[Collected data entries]
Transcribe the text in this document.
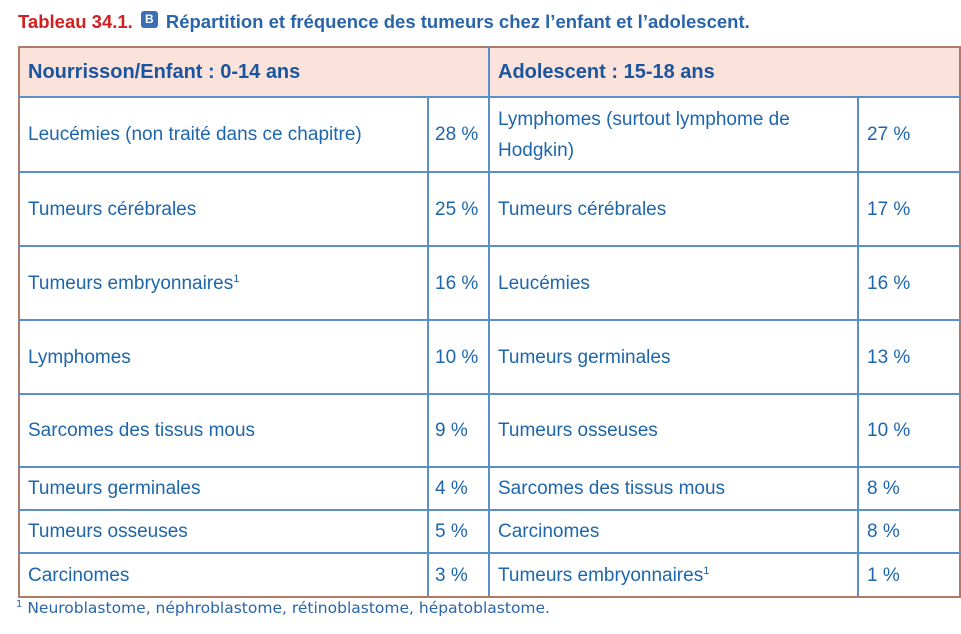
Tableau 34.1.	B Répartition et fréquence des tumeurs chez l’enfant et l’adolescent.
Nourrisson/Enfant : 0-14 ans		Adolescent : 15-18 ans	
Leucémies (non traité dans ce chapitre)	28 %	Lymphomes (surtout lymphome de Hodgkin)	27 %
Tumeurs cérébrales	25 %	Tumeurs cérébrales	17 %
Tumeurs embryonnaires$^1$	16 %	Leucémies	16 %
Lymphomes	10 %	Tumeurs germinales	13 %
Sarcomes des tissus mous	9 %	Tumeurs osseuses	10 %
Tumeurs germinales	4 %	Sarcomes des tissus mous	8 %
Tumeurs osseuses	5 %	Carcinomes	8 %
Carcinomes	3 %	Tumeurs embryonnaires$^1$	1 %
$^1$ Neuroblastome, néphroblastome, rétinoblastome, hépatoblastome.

TASK GOAL — Transcribe the records above exactly as they appear, leaving out any pictures.

REPLY TO THE TASK —
Transcribe the text in this document.
Tableau 34.1.	B Répartition et fréquence des tumeurs chez l’enfant et l’adolescent.
Nourrisson/Enfant : 0-14 ans		Adolescent : 15-18 ans	
Leucémies (non traité dans ce chapitre)	28 %	Lymphomes (surtout lymphome de Hodgkin)	27 %
Tumeurs cérébrales	25 %	Tumeurs cérébrales	17 %
Tumeurs embryonnaires$^1$	16 %	Leucémies	16 %
Lymphomes	10 %	Tumeurs germinales	13 %
Sarcomes des tissus mous	9 %	Tumeurs osseuses	10 %
Tumeurs germinales	4 %	Sarcomes des tissus mous	8 %
Tumeurs osseuses	5 %	Carcinomes	8 %
Carcinomes	3 %	Tumeurs embryonnaires$^1$	1 %
$^1$ Neuroblastome, néphroblastome, rétinoblastome, hépatoblastome.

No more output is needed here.